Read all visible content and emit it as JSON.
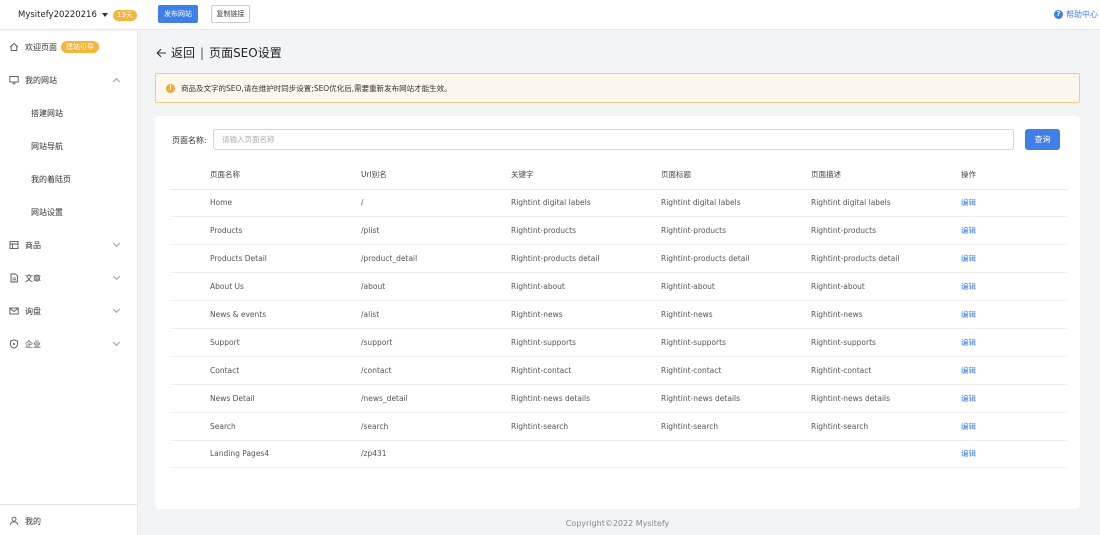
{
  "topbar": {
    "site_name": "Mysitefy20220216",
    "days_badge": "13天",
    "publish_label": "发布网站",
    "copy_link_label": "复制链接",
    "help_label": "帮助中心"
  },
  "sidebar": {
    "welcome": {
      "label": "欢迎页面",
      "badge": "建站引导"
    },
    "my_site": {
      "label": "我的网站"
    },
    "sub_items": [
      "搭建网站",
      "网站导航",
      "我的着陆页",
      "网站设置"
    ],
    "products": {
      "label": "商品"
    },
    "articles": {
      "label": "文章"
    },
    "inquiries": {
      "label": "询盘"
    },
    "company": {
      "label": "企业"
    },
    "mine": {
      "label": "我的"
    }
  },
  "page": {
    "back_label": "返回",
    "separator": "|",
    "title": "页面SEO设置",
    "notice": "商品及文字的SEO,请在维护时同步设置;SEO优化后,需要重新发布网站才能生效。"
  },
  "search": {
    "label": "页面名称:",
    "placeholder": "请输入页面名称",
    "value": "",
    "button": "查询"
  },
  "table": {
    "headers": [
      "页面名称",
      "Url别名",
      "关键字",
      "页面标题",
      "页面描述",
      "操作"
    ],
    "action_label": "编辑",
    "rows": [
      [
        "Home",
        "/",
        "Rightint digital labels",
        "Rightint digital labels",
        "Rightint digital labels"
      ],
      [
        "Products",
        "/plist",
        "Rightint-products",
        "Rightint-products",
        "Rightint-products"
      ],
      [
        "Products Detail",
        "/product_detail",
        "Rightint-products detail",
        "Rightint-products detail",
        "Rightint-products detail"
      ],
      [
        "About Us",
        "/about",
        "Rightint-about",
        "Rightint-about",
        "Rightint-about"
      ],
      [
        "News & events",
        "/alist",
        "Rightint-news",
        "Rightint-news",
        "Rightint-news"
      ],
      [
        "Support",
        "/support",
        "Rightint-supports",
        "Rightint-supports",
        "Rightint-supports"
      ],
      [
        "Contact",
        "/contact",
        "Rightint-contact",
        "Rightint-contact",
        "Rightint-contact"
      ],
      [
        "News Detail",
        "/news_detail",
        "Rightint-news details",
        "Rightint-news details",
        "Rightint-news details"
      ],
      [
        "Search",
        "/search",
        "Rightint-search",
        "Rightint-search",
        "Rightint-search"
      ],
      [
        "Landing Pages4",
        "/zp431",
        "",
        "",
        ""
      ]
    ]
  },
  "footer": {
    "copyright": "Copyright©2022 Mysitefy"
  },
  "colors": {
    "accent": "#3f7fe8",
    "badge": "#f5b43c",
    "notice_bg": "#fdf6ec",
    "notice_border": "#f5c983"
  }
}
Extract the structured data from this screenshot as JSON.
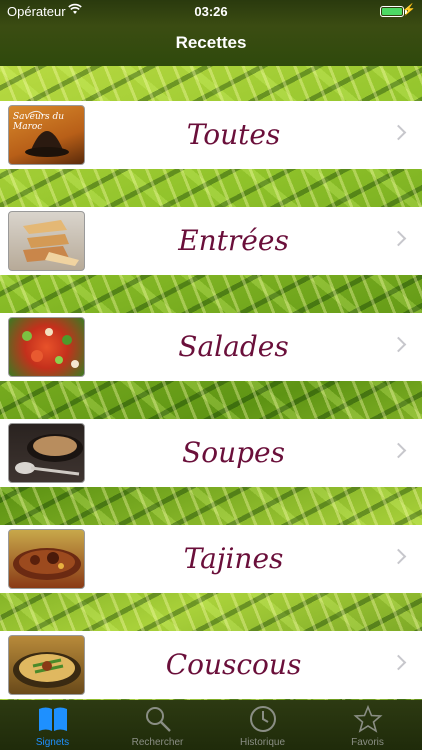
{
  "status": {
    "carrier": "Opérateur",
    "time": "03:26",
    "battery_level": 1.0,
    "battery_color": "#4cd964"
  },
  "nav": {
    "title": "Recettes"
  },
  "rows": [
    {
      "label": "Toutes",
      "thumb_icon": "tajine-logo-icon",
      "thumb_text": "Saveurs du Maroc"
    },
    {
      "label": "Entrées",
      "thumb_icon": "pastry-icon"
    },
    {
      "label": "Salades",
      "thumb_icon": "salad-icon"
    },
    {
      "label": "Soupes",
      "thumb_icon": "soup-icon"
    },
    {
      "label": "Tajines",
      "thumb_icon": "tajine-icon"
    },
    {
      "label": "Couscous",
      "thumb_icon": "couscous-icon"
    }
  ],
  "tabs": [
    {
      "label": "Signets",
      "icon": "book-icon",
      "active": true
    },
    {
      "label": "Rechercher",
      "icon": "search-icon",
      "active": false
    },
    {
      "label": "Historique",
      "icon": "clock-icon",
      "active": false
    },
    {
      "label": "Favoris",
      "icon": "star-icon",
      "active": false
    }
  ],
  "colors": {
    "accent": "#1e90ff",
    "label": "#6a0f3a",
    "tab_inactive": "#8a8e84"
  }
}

================================

■ Stated exercise:
From the data above, write out everything exactly except the pictures.

■ Exercise solution:
Read all visible content and emit it as JSON.
{
  "topbar": {
    "site_name": "Mysitefy20220216",
    "days_badge": "13天",
    "publish_label": "发布网站",
    "copy_link_label": "复制链接",
    "help_label": "帮助中心"
  },
  "sidebar": {
    "welcome": {
      "label": "欢迎页面",
      "badge": "建站引导"
    },
    "my_site": {
      "label": "我的网站"
    },
    "sub_items": [
      "搭建网站",
      "网站导航",
      "我的着陆页",
      "网站设置"
    ],
    "products": {
      "label": "商品"
    },
    "articles": {
      "label": "文章"
    },
    "inquiries": {
      "label": "询盘"
    },
    "company": {
      "label": "企业"
    },
    "mine": {
      "label": "我的"
    }
  },
  "page": {
    "back_label": "返回",
    "separator": "|",
    "title": "页面SEO设置",
    "notice": "商品及文字的SEO,请在维护时同步设置;SEO优化后,需要重新发布网站才能生效。"
  },
  "search": {
    "label": "页面名称:",
    "placeholder": "请输入页面名称",
    "value": "",
    "button": "查询"
  },
  "table": {
    "headers": [
      "页面名称",
      "Url别名",
      "关键字",
      "页面标题",
      "页面描述",
      "操作"
    ],
    "action_label": "编辑",
    "rows": [
      [
        "Home",
        "/",
        "Rightint digital labels",
        "Rightint digital labels",
        "Rightint digital labels"
      ],
      [
        "Products",
        "/plist",
        "Rightint-products",
        "Rightint-products",
        "Rightint-products"
      ],
      [
        "Products Detail",
        "/product_detail",
        "Rightint-products detail",
        "Rightint-products detail",
        "Rightint-products detail"
      ],
      [
        "About Us",
        "/about",
        "Rightint-about",
        "Rightint-about",
        "Rightint-about"
      ],
      [
        "News & events",
        "/alist",
        "Rightint-news",
        "Rightint-news",
        "Rightint-news"
      ],
      [
        "Support",
        "/support",
        "Rightint-supports",
        "Rightint-supports",
        "Rightint-supports"
      ],
      [
        "Contact",
        "/contact",
        "Rightint-contact",
        "Rightint-contact",
        "Rightint-contact"
      ],
      [
        "News Detail",
        "/news_detail",
        "Rightint-news details",
        "Rightint-news details",
        "Rightint-news details"
      ],
      [
        "Search",
        "/search",
        "Rightint-search",
        "Rightint-search",
        "Rightint-search"
      ],
      [
        "Landing Pages4",
        "/zp431",
        "",
        "",
        ""
      ]
    ]
  },
  "footer": {
    "copyright": "Copyright©2022 Mysitefy"
  },
  "colors": {
    "accent": "#3f7fe8",
    "badge": "#f5b43c",
    "notice_bg": "#fdf6ec",
    "notice_border": "#f5c983"
  }
}
Extract the structured data from this screenshot as JSON.
{
  "status": {
    "carrier": "Opérateur",
    "time": "03:26",
    "battery_level": 1.0,
    "battery_color": "#4cd964"
  },
  "nav": {
    "title": "Recettes"
  },
  "rows": [
    {
      "label": "Toutes",
      "thumb_icon": "tajine-logo-icon",
      "thumb_text": "Saveurs du Maroc"
    },
    {
      "label": "Entrées",
      "thumb_icon": "pastry-icon"
    },
    {
      "label": "Salades",
      "thumb_icon": "salad-icon"
    },
    {
      "label": "Soupes",
      "thumb_icon": "soup-icon"
    },
    {
      "label": "Tajines",
      "thumb_icon": "tajine-icon"
    },
    {
      "label": "Couscous",
      "thumb_icon": "couscous-icon"
    }
  ],
  "tabs": [
    {
      "label": "Signets",
      "icon": "book-icon",
      "active": true
    },
    {
      "label": "Rechercher",
      "icon": "search-icon",
      "active": false
    },
    {
      "label": "Historique",
      "icon": "clock-icon",
      "active": false
    },
    {
      "label": "Favoris",
      "icon": "star-icon",
      "active": false
    }
  ],
  "colors": {
    "accent": "#1e90ff",
    "label": "#6a0f3a",
    "tab_inactive": "#8a8e84"
  }
}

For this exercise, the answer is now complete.